Task statement —
Output each entry verbatim and exclude every picture from it.

[START OF Entries shown]

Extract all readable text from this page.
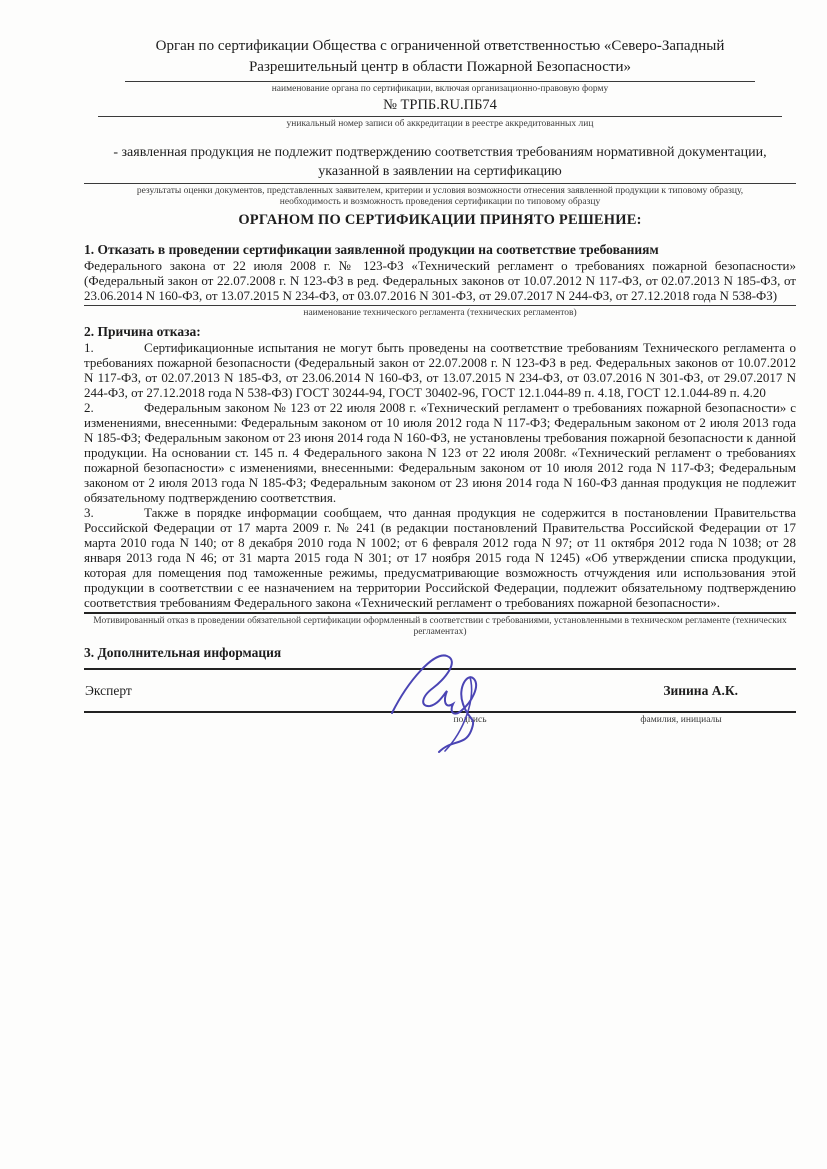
Орган по сертификации Общества с ограниченной ответственностью «Северо-Западный Разрешительный центр в области Пожарной Безопасности»
наименование органа по сертификации, включая организационно-правовую форму
№ ТРПБ.RU.ПБ74
уникальный номер записи об аккредитации в реестре аккредитованных лиц
- заявленная продукция не подлежит подтверждению соответствия требованиям нормативной документации, указанной в заявлении на сертификацию
результаты оценки документов, представленных заявителем, критерии и условия возможности отнесения заявленной продукции к типовому образцу, необходимость и возможность проведения сертификации по типовому образцу
ОРГАНОМ ПО СЕРТИФИКАЦИИ ПРИНЯТО РЕШЕНИЕ:
1. Отказать в проведении сертификации заявленной продукции на соответствие требованиям
Федерального закона от 22 июля 2008 г. № 123-ФЗ «Технический регламент о требованиях пожарной безопасности» (Федеральный закон от 22.07.2008 г. N 123-ФЗ в ред. Федеральных законов от 10.07.2012 N 117-ФЗ, от 02.07.2013 N 185-ФЗ, от 23.06.2014 N 160-ФЗ, от 13.07.2015 N 234-ФЗ, от 03.07.2016 N 301-ФЗ, от 29.07.2017 N 244-ФЗ, от 27.12.2018 года N 538-ФЗ)
наименование технического регламента (технических регламентов)
2. Причина отказа:

1.	Сертификационные испытания не могут быть проведены на соответствие требованиям Технического регламента о требованиях пожарной безопасности (Федеральный закон от 22.07.2008 г. N 123-ФЗ в ред. Федеральных законов от 10.07.2012 N 117-ФЗ, от 02.07.2013 N 185-ФЗ, от 23.06.2014 N 160-ФЗ, от 13.07.2015 N 234-ФЗ, от 03.07.2016 N 301-ФЗ, от 29.07.2017 N 244-ФЗ, от 27.12.2018 года N 538-ФЗ) ГОСТ 30244-94, ГОСТ 30402-96, ГОСТ 12.1.044-89 п. 4.18, ГОСТ 12.1.044-89 п. 4.20

2.	Федеральным законом № 123 от 22 июля 2008 г. «Технический регламент о требованиях пожарной безопасности» с изменениями, внесенными: Федеральным законом от 10 июля 2012 года N 117-ФЗ; Федеральным законом от 2 июля 2013 года N 185-ФЗ; Федеральным законом от 23 июня 2014 года N 160-ФЗ, не установлены требования пожарной безопасности к данной продукции. На основании ст. 145 п. 4 Федерального закона N 123 от 22 июля 2008г. «Технический регламент о требованиях пожарной безопасности» с изменениями, внесенными: Федеральным законом от 10 июля 2012 года N 117-ФЗ; Федеральным законом от 2 июля 2013 года N 185-ФЗ; Федеральным законом от 23 июня 2014 года N 160-ФЗ данная продукция не подлежит обязательному подтверждению соответствия.

3.	Также в порядке информации сообщаем, что данная продукция не содержится в постановлении Правительства Российской Федерации от 17 марта 2009 г. № 241 (в редакции постановлений Правительства Российской Федерации от 17 марта 2010 года N 140; от 8 декабря 2010 года N 1002; от 6 февраля 2012 года N 97; от 11 октября 2012 года N 1038; от 28 января 2013 года N 46; от 31 марта 2015 года N 301; от 17 ноября 2015 года N 1245) «Об утверждении списка продукции, которая для помещения под таможенные режимы, предусматривающие возможность отчуждения или использования этой продукции в соответствии с ее назначением на территории Российской Федерации, подлежит обязательному подтверждению соответствия требованиям Федерального закона «Технический регламент о требованиях пожарной безопасности».

Мотивированный отказ в проведении обязательной сертификации оформленный в соответствии с требованиями, установленными в техническом регламенте (технических регламентах)
3. Дополнительная информация
Эксперт	Зинина А.К.
подпись	фамилия, инициалы
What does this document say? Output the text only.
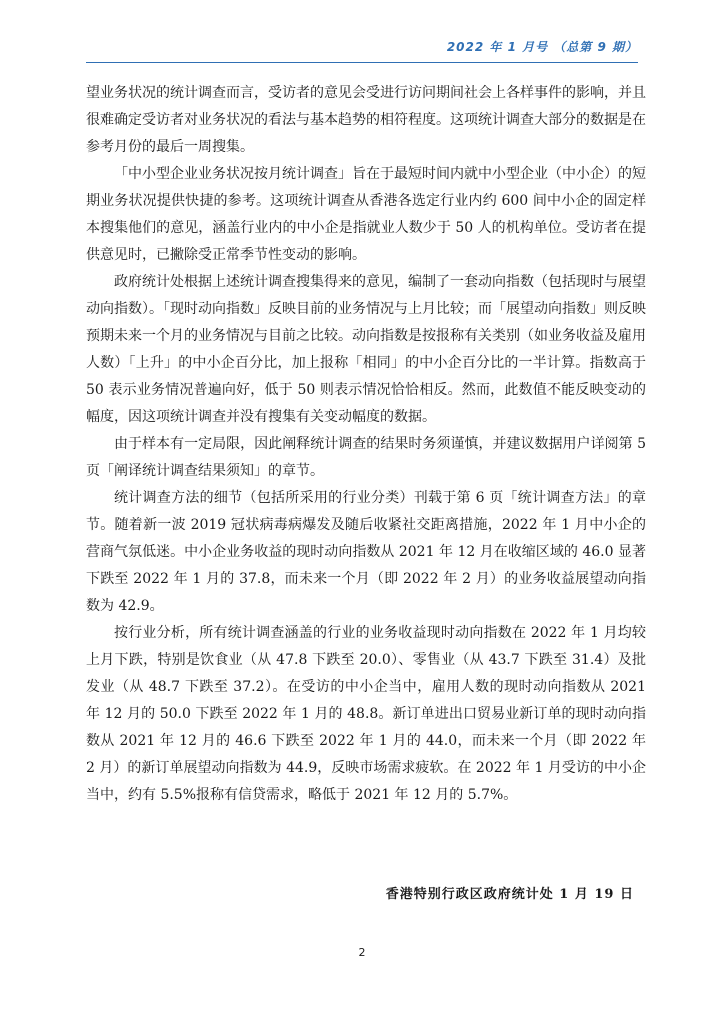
2022 年 1 月号 （总第 9 期）

望业务状况的统计调查而言，受访者的意见会受进行访问期间社会上各样事件的影响，并且很难确定受访者对业务状况的看法与基本趋势的相符程度。这项统计调查大部分的数据是在参考月份的最后一周搜集。

「中小型企业业务状况按月统计调查」旨在于最短时间内就中小型企业（中小企）的短期业务状况提供快捷的参考。这项统计调查从香港各选定行业内约 600 间中小企的固定样本搜集他们的意见，涵盖行业内的中小企是指就业人数少于 50 人的机构单位。受访者在提供意见时，已撇除受正常季节性变动的影响。

政府统计处根据上述统计调查搜集得来的意见，编制了一套动向指数（包括现时与展望动向指数）。「现时动向指数」反映目前的业务情况与上月比较；而「展望动向指数」则反映预期未来一个月的业务情况与目前之比较。动向指数是按报称有关类别（如业务收益及雇用人数）「上升」的中小企百分比，加上报称「相同」的中小企百分比的一半计算。指数高于 50 表示业务情况普遍向好，低于 50 则表示情况恰恰相反。然而，此数值不能反映变动的幅度，因这项统计调查并没有搜集有关变动幅度的数据。

由于样本有一定局限，因此阐释统计调查的结果时务须谨慎，并建议数据用户详阅第 5 页「阐译统计调查结果须知」的章节。

统计调查方法的细节（包括所采用的行业分类）刊载于第 6 页「统计调查方法」的章节。随着新一波 2019 冠状病毒病爆发及随后收紧社交距离措施，2022 年 1 月中小企的营商气氛低迷。中小企业务收益的现时动向指数从 2021 年 12 月在收缩区域的 46.0 显著下跌至 2022 年 1 月的 37.8，而未来一个月（即 2022 年 2 月）的业务收益展望动向指数为 42.9。

按行业分析，所有统计调查涵盖的行业的业务收益现时动向指数在 2022 年 1 月均较上月下跌，特别是饮食业（从 47.8 下跌至 20.0）、零售业（从 43.7 下跌至 31.4）及批发业（从 48.7 下跌至 37.2）。在受访的中小企当中，雇用人数的现时动向指数从 2021 年 12 月的 50.0 下跌至 2022 年 1 月的 48.8。新订单进出口贸易业新订单的现时动向指数从 2021 年 12 月的 46.6 下跌至 2022 年 1 月的 44.0，而未来一个月（即 2022 年 2 月）的新订单展望动向指数为 44.9，反映市场需求疲软。在 2022 年 1 月受访的中小企当中，约有 5.5%报称有信贷需求，略低于 2021 年 12 月的 5.7%。

香港特别行政区政府统计处 1 月 19 日
2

[END OF Entries shown]

Expected output —
Extract all readable text from this page.
Орган по сертификации Общества с ограниченной ответственностью «Северо-Западный Разрешительный центр в области Пожарной Безопасности»
наименование органа по сертификации, включая организационно-правовую форму
№ ТРПБ.RU.ПБ74
уникальный номер записи об аккредитации в реестре аккредитованных лиц
- заявленная продукция не подлежит подтверждению соответствия требованиям нормативной документации, указанной в заявлении на сертификацию
результаты оценки документов, представленных заявителем, критерии и условия возможности отнесения заявленной продукции к типовому образцу, необходимость и возможность проведения сертификации по типовому образцу
ОРГАНОМ ПО СЕРТИФИКАЦИИ ПРИНЯТО РЕШЕНИЕ:
1. Отказать в проведении сертификации заявленной продукции на соответствие требованиям
Федерального закона от 22 июля 2008 г. № 123-ФЗ «Технический регламент о требованиях пожарной безопасности» (Федеральный закон от 22.07.2008 г. N 123-ФЗ в ред. Федеральных законов от 10.07.2012 N 117-ФЗ, от 02.07.2013 N 185-ФЗ, от 23.06.2014 N 160-ФЗ, от 13.07.2015 N 234-ФЗ, от 03.07.2016 N 301-ФЗ, от 29.07.2017 N 244-ФЗ, от 27.12.2018 года N 538-ФЗ)
наименование технического регламента (технических регламентов)
2. Причина отказа:

1.	Сертификационные испытания не могут быть проведены на соответствие требованиям Технического регламента о требованиях пожарной безопасности (Федеральный закон от 22.07.2008 г. N 123-ФЗ в ред. Федеральных законов от 10.07.2012 N 117-ФЗ, от 02.07.2013 N 185-ФЗ, от 23.06.2014 N 160-ФЗ, от 13.07.2015 N 234-ФЗ, от 03.07.2016 N 301-ФЗ, от 29.07.2017 N 244-ФЗ, от 27.12.2018 года N 538-ФЗ) ГОСТ 30244-94, ГОСТ 30402-96, ГОСТ 12.1.044-89 п. 4.18, ГОСТ 12.1.044-89 п. 4.20

2.	Федеральным законом № 123 от 22 июля 2008 г. «Технический регламент о требованиях пожарной безопасности» с изменениями, внесенными: Федеральным законом от 10 июля 2012 года N 117-ФЗ; Федеральным законом от 2 июля 2013 года N 185-ФЗ; Федеральным законом от 23 июня 2014 года N 160-ФЗ, не установлены требования пожарной безопасности к данной продукции. На основании ст. 145 п. 4 Федерального закона N 123 от 22 июля 2008г. «Технический регламент о требованиях пожарной безопасности» с изменениями, внесенными: Федеральным законом от 10 июля 2012 года N 117-ФЗ; Федеральным законом от 2 июля 2013 года N 185-ФЗ; Федеральным законом от 23 июня 2014 года N 160-ФЗ данная продукция не подлежит обязательному подтверждению соответствия.

3.	Также в порядке информации сообщаем, что данная продукция не содержится в постановлении Правительства Российской Федерации от 17 марта 2009 г. № 241 (в редакции постановлений Правительства Российской Федерации от 17 марта 2010 года N 140; от 8 декабря 2010 года N 1002; от 6 февраля 2012 года N 97; от 11 октября 2012 года N 1038; от 28 января 2013 года N 46; от 31 марта 2015 года N 301; от 17 ноября 2015 года N 1245) «Об утверждении списка продукции, которая для помещения под таможенные режимы, предусматривающие возможность отчуждения или использования этой продукции в соответствии с ее назначением на территории Российской Федерации, подлежит обязательному подтверждению соответствия требованиям Федерального закона «Технический регламент о требованиях пожарной безопасности».

Мотивированный отказ в проведении обязательной сертификации оформленный в соответствии с требованиями, установленными в техническом регламенте (технических регламентах)
3. Дополнительная информация
Эксперт	Зинина А.К.
подпись	фамилия, инициалы
What does this document say? Output the text only.
2022 年 1 月号 （总第 9 期）

望业务状况的统计调查而言，受访者的意见会受进行访问期间社会上各样事件的影响，并且很难确定受访者对业务状况的看法与基本趋势的相符程度。这项统计调查大部分的数据是在参考月份的最后一周搜集。

「中小型企业业务状况按月统计调查」旨在于最短时间内就中小型企业（中小企）的短期业务状况提供快捷的参考。这项统计调查从香港各选定行业内约 600 间中小企的固定样本搜集他们的意见，涵盖行业内的中小企是指就业人数少于 50 人的机构单位。受访者在提供意见时，已撇除受正常季节性变动的影响。

政府统计处根据上述统计调查搜集得来的意见，编制了一套动向指数（包括现时与展望动向指数）。「现时动向指数」反映目前的业务情况与上月比较；而「展望动向指数」则反映预期未来一个月的业务情况与目前之比较。动向指数是按报称有关类别（如业务收益及雇用人数）「上升」的中小企百分比，加上报称「相同」的中小企百分比的一半计算。指数高于 50 表示业务情况普遍向好，低于 50 则表示情况恰恰相反。然而，此数值不能反映变动的幅度，因这项统计调查并没有搜集有关变动幅度的数据。

由于样本有一定局限，因此阐释统计调查的结果时务须谨慎，并建议数据用户详阅第 5 页「阐译统计调查结果须知」的章节。

统计调查方法的细节（包括所采用的行业分类）刊载于第 6 页「统计调查方法」的章节。随着新一波 2019 冠状病毒病爆发及随后收紧社交距离措施，2022 年 1 月中小企的营商气氛低迷。中小企业务收益的现时动向指数从 2021 年 12 月在收缩区域的 46.0 显著下跌至 2022 年 1 月的 37.8，而未来一个月（即 2022 年 2 月）的业务收益展望动向指数为 42.9。

按行业分析，所有统计调查涵盖的行业的业务收益现时动向指数在 2022 年 1 月均较上月下跌，特别是饮食业（从 47.8 下跌至 20.0）、零售业（从 43.7 下跌至 31.4）及批发业（从 48.7 下跌至 37.2）。在受访的中小企当中，雇用人数的现时动向指数从 2021 年 12 月的 50.0 下跌至 2022 年 1 月的 48.8。新订单进出口贸易业新订单的现时动向指数从 2021 年 12 月的 46.6 下跌至 2022 年 1 月的 44.0，而未来一个月（即 2022 年 2 月）的新订单展望动向指数为 44.9，反映市场需求疲软。在 2022 年 1 月受访的中小企当中，约有 5.5%报称有信贷需求，略低于 2021 年 12 月的 5.7%。

香港特别行政区政府统计处 1 月 19 日
2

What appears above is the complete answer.